Return the listing below unchanged, minus its pictures.

* start Material to process *

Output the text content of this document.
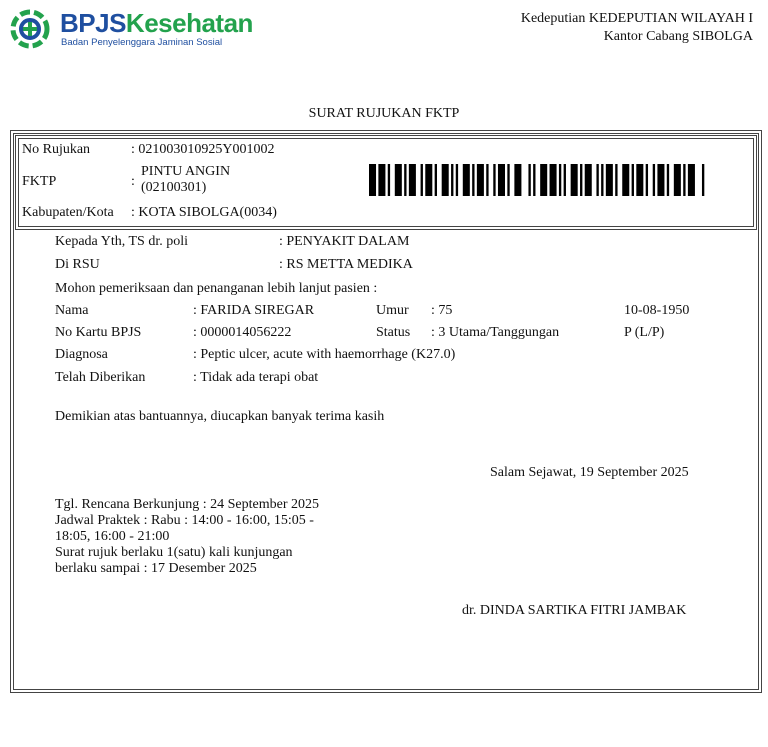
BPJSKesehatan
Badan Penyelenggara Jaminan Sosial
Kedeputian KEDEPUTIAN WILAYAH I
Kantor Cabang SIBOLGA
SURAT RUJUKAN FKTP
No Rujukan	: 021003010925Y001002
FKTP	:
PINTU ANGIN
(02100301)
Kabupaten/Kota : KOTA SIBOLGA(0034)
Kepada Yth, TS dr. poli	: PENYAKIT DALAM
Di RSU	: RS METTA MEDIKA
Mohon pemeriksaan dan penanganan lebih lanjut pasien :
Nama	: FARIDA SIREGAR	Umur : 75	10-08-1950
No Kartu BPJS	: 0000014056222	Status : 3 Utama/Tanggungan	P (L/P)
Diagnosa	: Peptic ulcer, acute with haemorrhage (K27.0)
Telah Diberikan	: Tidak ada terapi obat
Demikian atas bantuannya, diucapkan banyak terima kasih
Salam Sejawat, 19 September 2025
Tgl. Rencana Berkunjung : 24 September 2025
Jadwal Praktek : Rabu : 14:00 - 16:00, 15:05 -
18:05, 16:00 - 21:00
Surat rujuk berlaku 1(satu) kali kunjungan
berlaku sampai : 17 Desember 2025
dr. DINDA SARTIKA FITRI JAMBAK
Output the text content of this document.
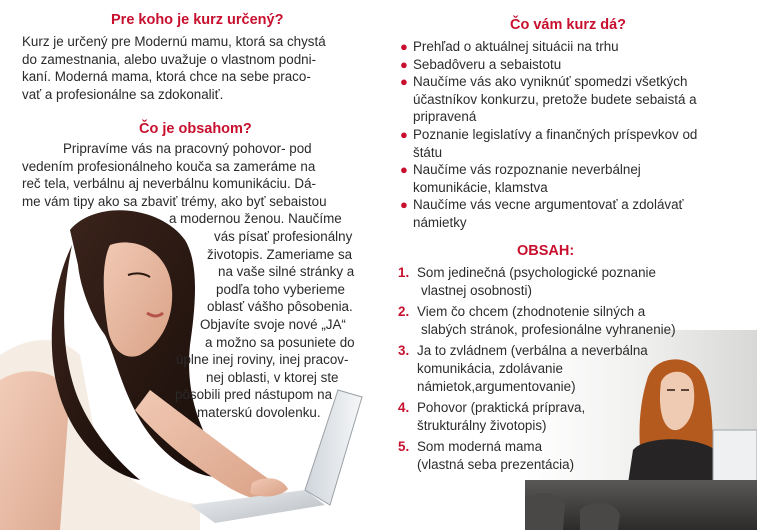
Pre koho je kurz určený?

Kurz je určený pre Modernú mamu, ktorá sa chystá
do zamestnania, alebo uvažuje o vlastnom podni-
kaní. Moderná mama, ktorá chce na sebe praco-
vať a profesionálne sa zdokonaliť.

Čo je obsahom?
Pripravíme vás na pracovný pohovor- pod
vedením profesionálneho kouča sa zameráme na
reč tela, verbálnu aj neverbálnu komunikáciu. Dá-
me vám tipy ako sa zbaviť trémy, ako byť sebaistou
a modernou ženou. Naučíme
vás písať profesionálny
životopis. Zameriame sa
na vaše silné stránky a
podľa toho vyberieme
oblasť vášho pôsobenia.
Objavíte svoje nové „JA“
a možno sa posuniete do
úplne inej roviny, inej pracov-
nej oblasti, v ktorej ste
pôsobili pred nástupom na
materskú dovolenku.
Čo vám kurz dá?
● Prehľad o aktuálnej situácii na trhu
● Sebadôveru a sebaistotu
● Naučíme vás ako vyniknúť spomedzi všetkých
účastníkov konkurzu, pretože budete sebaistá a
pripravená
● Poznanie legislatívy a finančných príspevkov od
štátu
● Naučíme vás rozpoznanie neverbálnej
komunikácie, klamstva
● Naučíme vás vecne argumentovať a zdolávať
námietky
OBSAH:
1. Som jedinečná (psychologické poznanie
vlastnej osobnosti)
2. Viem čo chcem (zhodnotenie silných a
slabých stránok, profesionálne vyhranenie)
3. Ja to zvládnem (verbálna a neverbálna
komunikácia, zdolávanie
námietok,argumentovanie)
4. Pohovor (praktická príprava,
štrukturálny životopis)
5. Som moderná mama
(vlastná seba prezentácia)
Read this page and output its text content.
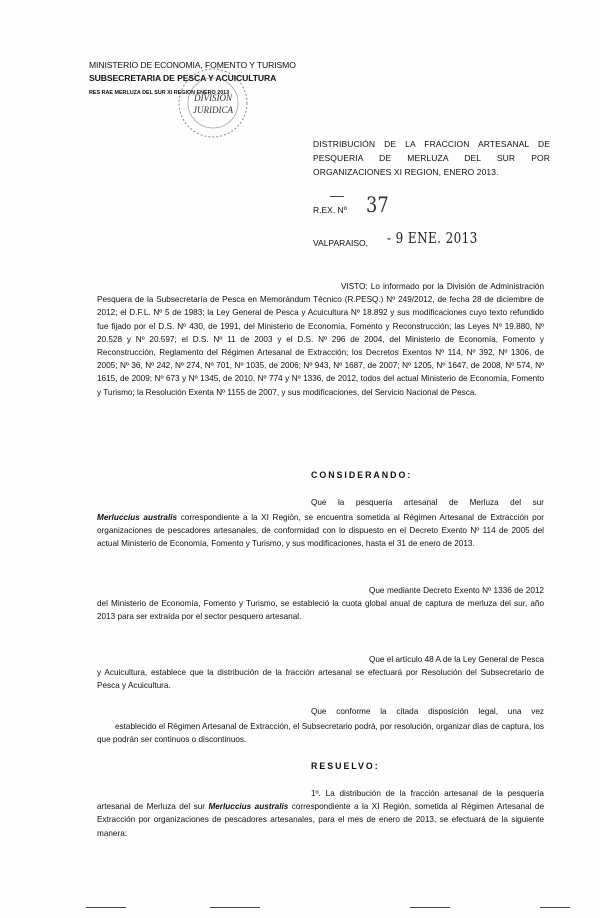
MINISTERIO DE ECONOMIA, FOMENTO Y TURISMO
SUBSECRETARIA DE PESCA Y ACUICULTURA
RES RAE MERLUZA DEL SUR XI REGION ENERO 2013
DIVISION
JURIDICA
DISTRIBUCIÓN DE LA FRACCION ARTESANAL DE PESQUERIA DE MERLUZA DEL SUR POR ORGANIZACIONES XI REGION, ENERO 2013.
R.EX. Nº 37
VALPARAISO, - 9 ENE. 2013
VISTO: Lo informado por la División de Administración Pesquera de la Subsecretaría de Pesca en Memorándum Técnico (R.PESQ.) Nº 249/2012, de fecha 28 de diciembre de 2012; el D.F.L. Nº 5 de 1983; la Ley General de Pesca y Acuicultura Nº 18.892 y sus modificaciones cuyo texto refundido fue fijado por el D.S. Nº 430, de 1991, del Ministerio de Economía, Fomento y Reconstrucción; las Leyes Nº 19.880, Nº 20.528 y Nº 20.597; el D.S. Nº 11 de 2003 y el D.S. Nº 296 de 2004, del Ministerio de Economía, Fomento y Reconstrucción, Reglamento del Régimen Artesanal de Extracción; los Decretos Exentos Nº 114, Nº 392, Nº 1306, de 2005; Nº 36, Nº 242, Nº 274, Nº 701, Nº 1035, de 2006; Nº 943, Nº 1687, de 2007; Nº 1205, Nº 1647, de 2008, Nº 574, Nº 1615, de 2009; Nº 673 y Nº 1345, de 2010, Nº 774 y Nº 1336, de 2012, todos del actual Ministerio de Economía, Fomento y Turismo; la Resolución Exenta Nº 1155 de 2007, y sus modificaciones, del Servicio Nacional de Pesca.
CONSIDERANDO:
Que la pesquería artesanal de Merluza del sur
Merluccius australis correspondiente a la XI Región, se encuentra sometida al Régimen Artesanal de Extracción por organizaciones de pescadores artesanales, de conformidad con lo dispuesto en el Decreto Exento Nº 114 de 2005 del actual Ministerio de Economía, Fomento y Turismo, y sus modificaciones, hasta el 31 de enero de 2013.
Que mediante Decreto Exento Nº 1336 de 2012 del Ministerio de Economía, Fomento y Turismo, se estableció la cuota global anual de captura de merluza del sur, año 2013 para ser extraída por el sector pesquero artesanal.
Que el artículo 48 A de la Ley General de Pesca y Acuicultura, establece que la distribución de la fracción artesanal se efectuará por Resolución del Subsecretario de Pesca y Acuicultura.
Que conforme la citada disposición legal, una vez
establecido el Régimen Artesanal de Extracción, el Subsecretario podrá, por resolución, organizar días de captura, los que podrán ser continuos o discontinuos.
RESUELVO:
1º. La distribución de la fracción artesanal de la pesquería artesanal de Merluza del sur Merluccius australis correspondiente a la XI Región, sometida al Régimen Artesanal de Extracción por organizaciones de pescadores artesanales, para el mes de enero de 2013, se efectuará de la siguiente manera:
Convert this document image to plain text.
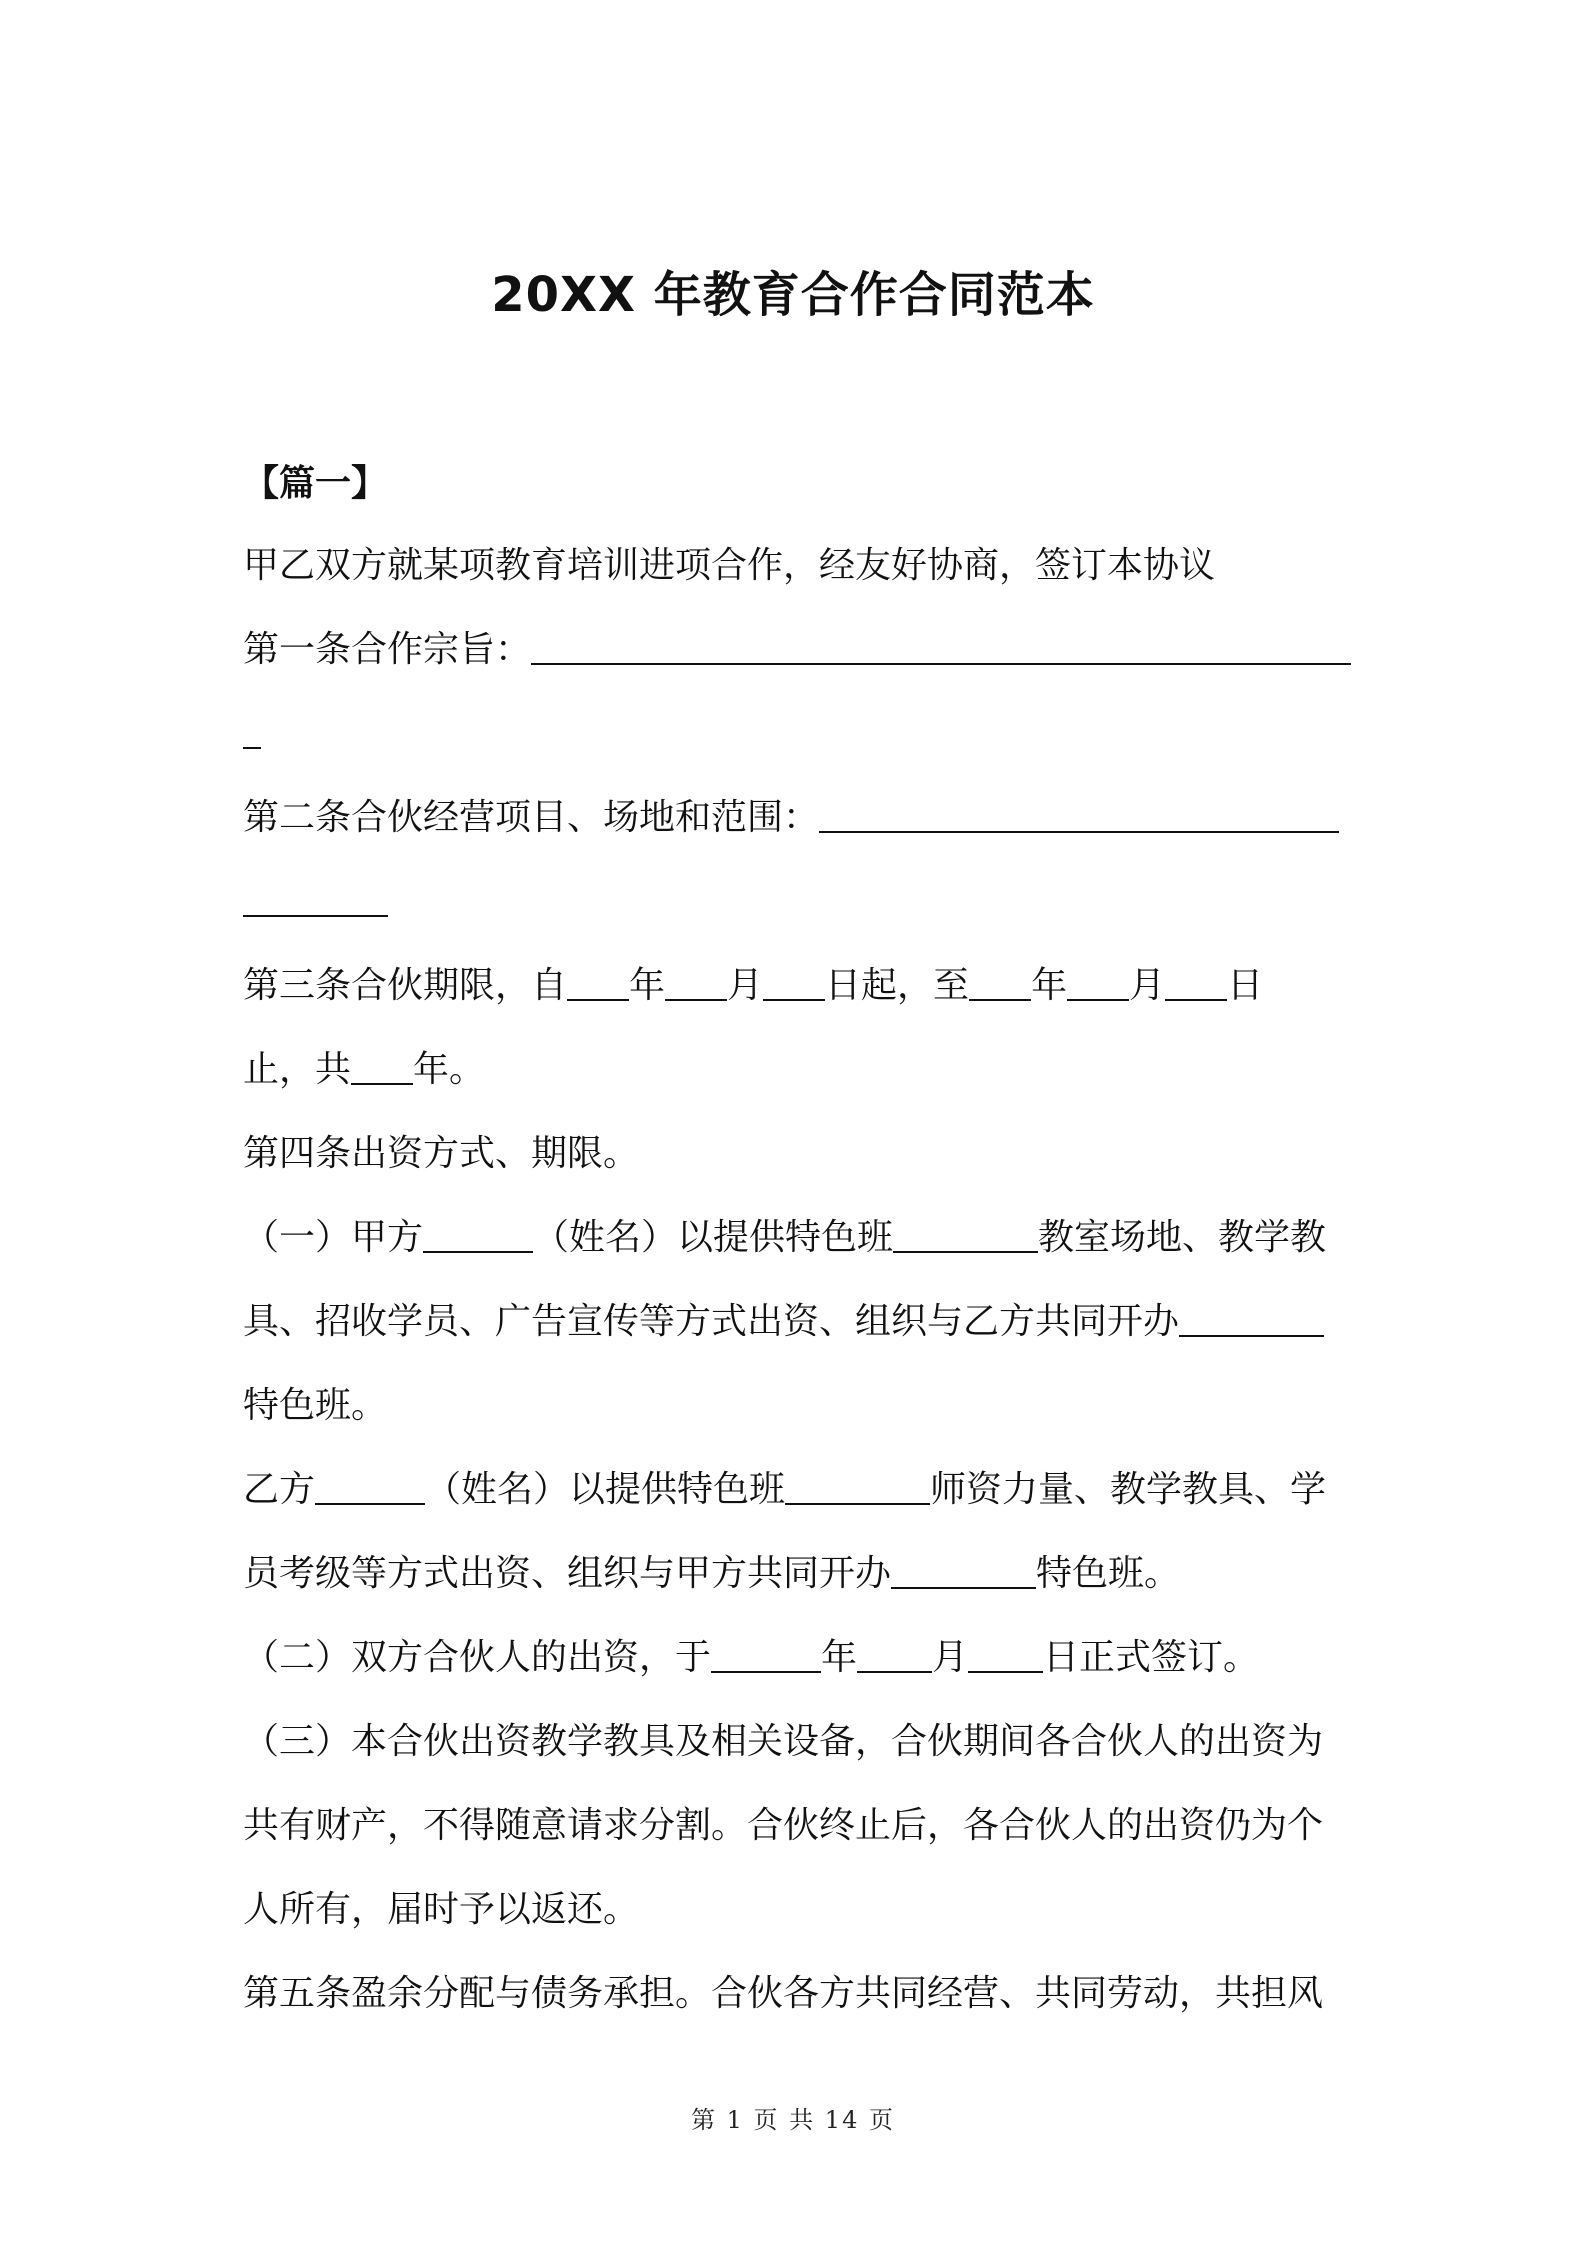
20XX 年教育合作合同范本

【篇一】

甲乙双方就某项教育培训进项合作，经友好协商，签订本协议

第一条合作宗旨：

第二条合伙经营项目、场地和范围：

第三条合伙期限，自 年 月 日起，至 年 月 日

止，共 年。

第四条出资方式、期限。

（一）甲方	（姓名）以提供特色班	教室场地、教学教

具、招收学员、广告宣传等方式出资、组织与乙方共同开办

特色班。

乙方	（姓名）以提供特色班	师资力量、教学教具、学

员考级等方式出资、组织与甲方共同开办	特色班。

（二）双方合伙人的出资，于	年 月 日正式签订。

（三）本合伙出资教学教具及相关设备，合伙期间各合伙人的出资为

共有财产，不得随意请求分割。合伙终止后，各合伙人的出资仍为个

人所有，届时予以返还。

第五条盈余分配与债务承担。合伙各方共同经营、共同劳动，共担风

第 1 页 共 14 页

* end Material to process *

» **Solved problem**
Output the text content of this document.
BPJSKesehatan
Badan Penyelenggara Jaminan Sosial
Kedeputian KEDEPUTIAN WILAYAH I
Kantor Cabang SIBOLGA
SURAT RUJUKAN FKTP
No Rujukan	: 021003010925Y001002
FKTP	:
PINTU ANGIN
(02100301)
Kabupaten/Kota : KOTA SIBOLGA(0034)
Kepada Yth, TS dr. poli	: PENYAKIT DALAM
Di RSU	: RS METTA MEDIKA
Mohon pemeriksaan dan penanganan lebih lanjut pasien :
Nama	: FARIDA SIREGAR	Umur : 75	10-08-1950
No Kartu BPJS	: 0000014056222	Status : 3 Utama/Tanggungan	P (L/P)
Diagnosa	: Peptic ulcer, acute with haemorrhage (K27.0)
Telah Diberikan	: Tidak ada terapi obat
Demikian atas bantuannya, diucapkan banyak terima kasih
Salam Sejawat, 19 September 2025
Tgl. Rencana Berkunjung : 24 September 2025
Jadwal Praktek : Rabu : 14:00 - 16:00, 15:05 -
18:05, 16:00 - 21:00
Surat rujuk berlaku 1(satu) kali kunjungan
berlaku sampai : 17 Desember 2025
dr. DINDA SARTIKA FITRI JAMBAK
Output the text content of this document.
Pre koho je kurz určený?

Kurz je určený pre Modernú mamu, ktorá sa chystá
do zamestnania, alebo uvažuje o vlastnom podni-
kaní. Moderná mama, ktorá chce na sebe praco-
vať a profesionálne sa zdokonaliť.

Čo je obsahom?
Pripravíme vás na pracovný pohovor- pod
vedením profesionálneho kouča sa zameráme na
reč tela, verbálnu aj neverbálnu komunikáciu. Dá-
me vám tipy ako sa zbaviť trémy, ako byť sebaistou
a modernou ženou. Naučíme
vás písať profesionálny
životopis. Zameriame sa
na vaše silné stránky a
podľa toho vyberieme
oblasť vášho pôsobenia.
Objavíte svoje nové „JA“
a možno sa posuniete do
úplne inej roviny, inej pracov-
nej oblasti, v ktorej ste
pôsobili pred nástupom na
materskú dovolenku.
Čo vám kurz dá?
● Prehľad o aktuálnej situácii na trhu
● Sebadôveru a sebaistotu
● Naučíme vás ako vyniknúť spomedzi všetkých
účastníkov konkurzu, pretože budete sebaistá a
pripravená
● Poznanie legislatívy a finančných príspevkov od
štátu
● Naučíme vás rozpoznanie neverbálnej
komunikácie, klamstva
● Naučíme vás vecne argumentovať a zdolávať
námietky
OBSAH:
1. Som jedinečná (psychologické poznanie
vlastnej osobnosti)
2. Viem čo chcem (zhodnotenie silných a
slabých stránok, profesionálne vyhranenie)
3. Ja to zvládnem (verbálna a neverbálna
komunikácia, zdolávanie
námietok,argumentovanie)
4. Pohovor (praktická príprava,
štrukturálny životopis)
5. Som moderná mama
(vlastná seba prezentácia)
Read this page and output its text content.
MINISTERIO DE ECONOMIA, FOMENTO Y TURISMO
SUBSECRETARIA DE PESCA Y ACUICULTURA
RES RAE MERLUZA DEL SUR XI REGION ENERO 2013
DIVISION
JURIDICA
DISTRIBUCIÓN DE LA FRACCION ARTESANAL DE PESQUERIA DE MERLUZA DEL SUR POR ORGANIZACIONES XI REGION, ENERO 2013.
R.EX. Nº 37
VALPARAISO, - 9 ENE. 2013
VISTO: Lo informado por la División de Administración Pesquera de la Subsecretaría de Pesca en Memorándum Técnico (R.PESQ.) Nº 249/2012, de fecha 28 de diciembre de 2012; el D.F.L. Nº 5 de 1983; la Ley General de Pesca y Acuicultura Nº 18.892 y sus modificaciones cuyo texto refundido fue fijado por el D.S. Nº 430, de 1991, del Ministerio de Economía, Fomento y Reconstrucción; las Leyes Nº 19.880, Nº 20.528 y Nº 20.597; el D.S. Nº 11 de 2003 y el D.S. Nº 296 de 2004, del Ministerio de Economía, Fomento y Reconstrucción, Reglamento del Régimen Artesanal de Extracción; los Decretos Exentos Nº 114, Nº 392, Nº 1306, de 2005; Nº 36, Nº 242, Nº 274, Nº 701, Nº 1035, de 2006; Nº 943, Nº 1687, de 2007; Nº 1205, Nº 1647, de 2008, Nº 574, Nº 1615, de 2009; Nº 673 y Nº 1345, de 2010, Nº 774 y Nº 1336, de 2012, todos del actual Ministerio de Economía, Fomento y Turismo; la Resolución Exenta Nº 1155 de 2007, y sus modificaciones, del Servicio Nacional de Pesca.
CONSIDERANDO:
Que la pesquería artesanal de Merluza del sur
Merluccius australis correspondiente a la XI Región, se encuentra sometida al Régimen Artesanal de Extracción por organizaciones de pescadores artesanales, de conformidad con lo dispuesto en el Decreto Exento Nº 114 de 2005 del actual Ministerio de Economía, Fomento y Turismo, y sus modificaciones, hasta el 31 de enero de 2013.
Que mediante Decreto Exento Nº 1336 de 2012 del Ministerio de Economía, Fomento y Turismo, se estableció la cuota global anual de captura de merluza del sur, año 2013 para ser extraída por el sector pesquero artesanal.
Que el artículo 48 A de la Ley General de Pesca y Acuicultura, establece que la distribución de la fracción artesanal se efectuará por Resolución del Subsecretario de Pesca y Acuicultura.
Que conforme la citada disposición legal, una vez
establecido el Régimen Artesanal de Extracción, el Subsecretario podrá, por resolución, organizar días de captura, los que podrán ser continuos o discontinuos.
RESUELVO:
1º. La distribución de la fracción artesanal de la pesquería artesanal de Merluza del sur Merluccius australis correspondiente a la XI Región, sometida al Régimen Artesanal de Extracción por organizaciones de pescadores artesanales, para el mes de enero de 2013, se efectuará de la siguiente manera:
Convert this document image to plain text.
20XX 年教育合作合同范本

【篇一】

甲乙双方就某项教育培训进项合作，经友好协商，签订本协议

第一条合作宗旨：

第二条合伙经营项目、场地和范围：

第三条合伙期限，自 年 月 日起，至 年 月 日

止，共 年。

第四条出资方式、期限。

（一）甲方	（姓名）以提供特色班	教室场地、教学教

具、招收学员、广告宣传等方式出资、组织与乙方共同开办

特色班。

乙方	（姓名）以提供特色班	师资力量、教学教具、学

员考级等方式出资、组织与甲方共同开办	特色班。

（二）双方合伙人的出资，于	年 月 日正式签订。

（三）本合伙出资教学教具及相关设备，合伙期间各合伙人的出资为

共有财产，不得随意请求分割。合伙终止后，各合伙人的出资仍为个

人所有，届时予以返还。

第五条盈余分配与债务承担。合伙各方共同经营、共同劳动，共担风

第 1 页 共 14 页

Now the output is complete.